Begin SUPPLIED INFORMATION
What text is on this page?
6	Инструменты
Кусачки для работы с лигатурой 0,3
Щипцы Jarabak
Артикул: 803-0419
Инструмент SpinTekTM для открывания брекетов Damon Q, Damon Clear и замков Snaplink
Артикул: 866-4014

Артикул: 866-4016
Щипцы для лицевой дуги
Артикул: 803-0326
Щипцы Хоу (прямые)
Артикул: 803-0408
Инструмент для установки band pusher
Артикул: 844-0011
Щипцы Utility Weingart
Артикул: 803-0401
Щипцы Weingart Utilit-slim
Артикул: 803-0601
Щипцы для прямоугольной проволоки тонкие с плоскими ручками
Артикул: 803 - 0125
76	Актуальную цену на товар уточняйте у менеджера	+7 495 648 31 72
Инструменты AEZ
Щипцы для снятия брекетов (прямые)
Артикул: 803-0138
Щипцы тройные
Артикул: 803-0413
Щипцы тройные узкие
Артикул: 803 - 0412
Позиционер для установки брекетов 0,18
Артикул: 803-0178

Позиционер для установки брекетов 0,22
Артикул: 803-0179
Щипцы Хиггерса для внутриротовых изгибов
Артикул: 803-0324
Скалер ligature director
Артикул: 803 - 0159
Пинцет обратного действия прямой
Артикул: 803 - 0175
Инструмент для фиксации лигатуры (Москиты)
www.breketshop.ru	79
End SUPPLIED INFORMATION
*PROBLEM STATEMENT*: Filter the entries down to the lines containing "Weingart". Copy each of those lines.

*WORKED SOLUTION*:
Щипцы Utility Weingart
Щипцы Weingart Utilit-slim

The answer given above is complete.